Restate the entries word for word, omitting nothing.

=== Records shown ===

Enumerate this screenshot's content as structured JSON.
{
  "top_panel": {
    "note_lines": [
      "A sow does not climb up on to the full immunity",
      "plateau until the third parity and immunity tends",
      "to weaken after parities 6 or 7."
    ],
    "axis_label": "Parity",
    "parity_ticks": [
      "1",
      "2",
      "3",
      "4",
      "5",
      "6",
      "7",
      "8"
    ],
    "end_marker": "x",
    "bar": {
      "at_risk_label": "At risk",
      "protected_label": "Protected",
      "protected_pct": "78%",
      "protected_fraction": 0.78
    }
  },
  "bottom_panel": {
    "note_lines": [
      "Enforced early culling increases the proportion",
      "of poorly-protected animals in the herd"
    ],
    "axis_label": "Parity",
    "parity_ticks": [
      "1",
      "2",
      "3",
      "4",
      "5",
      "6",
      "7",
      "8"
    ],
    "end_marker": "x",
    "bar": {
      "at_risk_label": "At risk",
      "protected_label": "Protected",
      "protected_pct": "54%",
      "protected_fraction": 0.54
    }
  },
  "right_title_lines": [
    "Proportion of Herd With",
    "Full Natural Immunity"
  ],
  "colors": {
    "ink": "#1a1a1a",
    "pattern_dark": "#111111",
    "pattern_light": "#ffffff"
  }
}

===

## In response
Enumerate this screenshot's content as structured JSON.
{
  "top_panel": {
    "note_lines": [
      "A sow does not climb up on to the full immunity",
      "plateau until the third parity and immunity tends",
      "to weaken after parities 6 or 7."
    ],
    "axis_label": "Parity",
    "parity_ticks": [
      "1",
      "2",
      "3",
      "4",
      "5",
      "6",
      "7",
      "8"
    ],
    "end_marker": "x",
    "bar": {
      "at_risk_label": "At risk",
      "protected_label": "Protected",
      "protected_pct": "78%",
      "protected_fraction": 0.78
    }
  },
  "bottom_panel": {
    "note_lines": [
      "Enforced early culling increases the proportion",
      "of poorly-protected animals in the herd"
    ],
    "axis_label": "Parity",
    "parity_ticks": [
      "1",
      "2",
      "3",
      "4",
      "5",
      "6",
      "7",
      "8"
    ],
    "end_marker": "x",
    "bar": {
      "at_risk_label": "At risk",
      "protected_label": "Protected",
      "protected_pct": "54%",
      "protected_fraction": 0.54
    }
  },
  "right_title_lines": [
    "Proportion of Herd With",
    "Full Natural Immunity"
  ],
  "colors": {
    "ink": "#1a1a1a",
    "pattern_dark": "#111111",
    "pattern_light": "#ffffff"
  }
}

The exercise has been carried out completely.